— Begin Entries —

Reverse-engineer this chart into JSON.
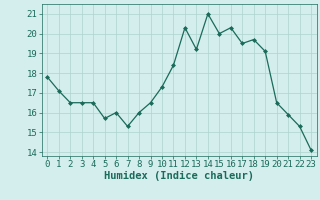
{
  "x": [
    0,
    1,
    2,
    3,
    4,
    5,
    6,
    7,
    8,
    9,
    10,
    11,
    12,
    13,
    14,
    15,
    16,
    17,
    18,
    19,
    20,
    21,
    22,
    23
  ],
  "y": [
    17.8,
    17.1,
    16.5,
    16.5,
    16.5,
    15.7,
    16.0,
    15.3,
    16.0,
    16.5,
    17.3,
    18.4,
    20.3,
    19.2,
    21.0,
    20.0,
    20.3,
    19.5,
    19.7,
    19.1,
    16.5,
    15.9,
    15.3,
    14.1
  ],
  "line_color": "#1a6b5a",
  "marker": "D",
  "marker_size": 2,
  "bg_color": "#d4eeed",
  "grid_color": "#aed4cf",
  "axis_color": "#1a6b5a",
  "xlabel": "Humidex (Indice chaleur)",
  "ylim": [
    13.8,
    21.5
  ],
  "yticks": [
    14,
    15,
    16,
    17,
    18,
    19,
    20,
    21
  ],
  "xticks": [
    0,
    1,
    2,
    3,
    4,
    5,
    6,
    7,
    8,
    9,
    10,
    11,
    12,
    13,
    14,
    15,
    16,
    17,
    18,
    19,
    20,
    21,
    22,
    23
  ],
  "font_size": 6.5,
  "label_font_size": 7.5
}
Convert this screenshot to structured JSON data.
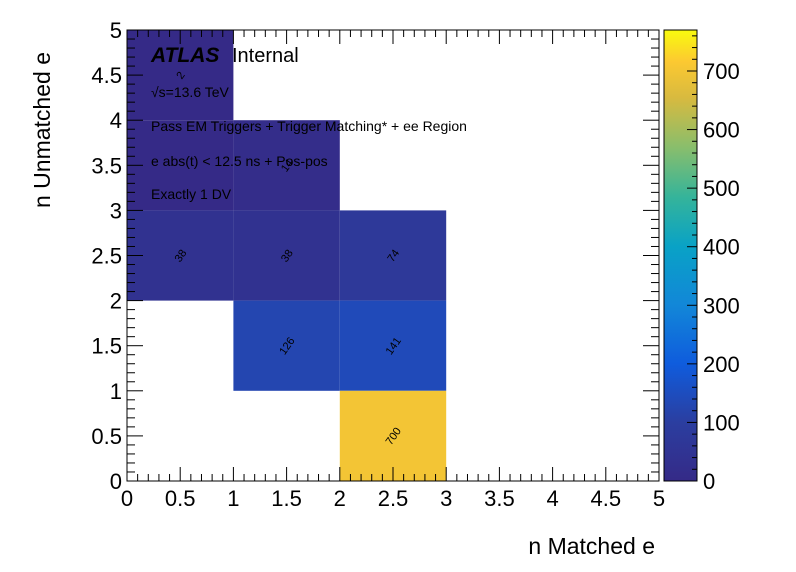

— End Entries —

• [Aim of the task]: Your copy should repeat each entry above exactly but contain no pictures.

• [Full response]:
Reverse-engineer this chart into JSON.
{
  "x": [
    0,
    1,
    2,
    3,
    4,
    5,
    6,
    7,
    8,
    9,
    10,
    11,
    12,
    13,
    14,
    15,
    16,
    17,
    18,
    19,
    20,
    21,
    22,
    23
  ],
  "y": [
    17.8,
    17.1,
    16.5,
    16.5,
    16.5,
    15.7,
    16.0,
    15.3,
    16.0,
    16.5,
    17.3,
    18.4,
    20.3,
    19.2,
    21.0,
    20.0,
    20.3,
    19.5,
    19.7,
    19.1,
    16.5,
    15.9,
    15.3,
    14.1
  ],
  "line_color": "#1a6b5a",
  "marker": "D",
  "marker_size": 2,
  "bg_color": "#d4eeed",
  "grid_color": "#aed4cf",
  "axis_color": "#1a6b5a",
  "xlabel": "Humidex (Indice chaleur)",
  "ylim": [
    13.8,
    21.5
  ],
  "yticks": [
    14,
    15,
    16,
    17,
    18,
    19,
    20,
    21
  ],
  "xticks": [
    0,
    1,
    2,
    3,
    4,
    5,
    6,
    7,
    8,
    9,
    10,
    11,
    12,
    13,
    14,
    15,
    16,
    17,
    18,
    19,
    20,
    21,
    22,
    23
  ],
  "font_size": 6.5,
  "label_font_size": 7.5
}
Convert this screenshot to structured JSON data.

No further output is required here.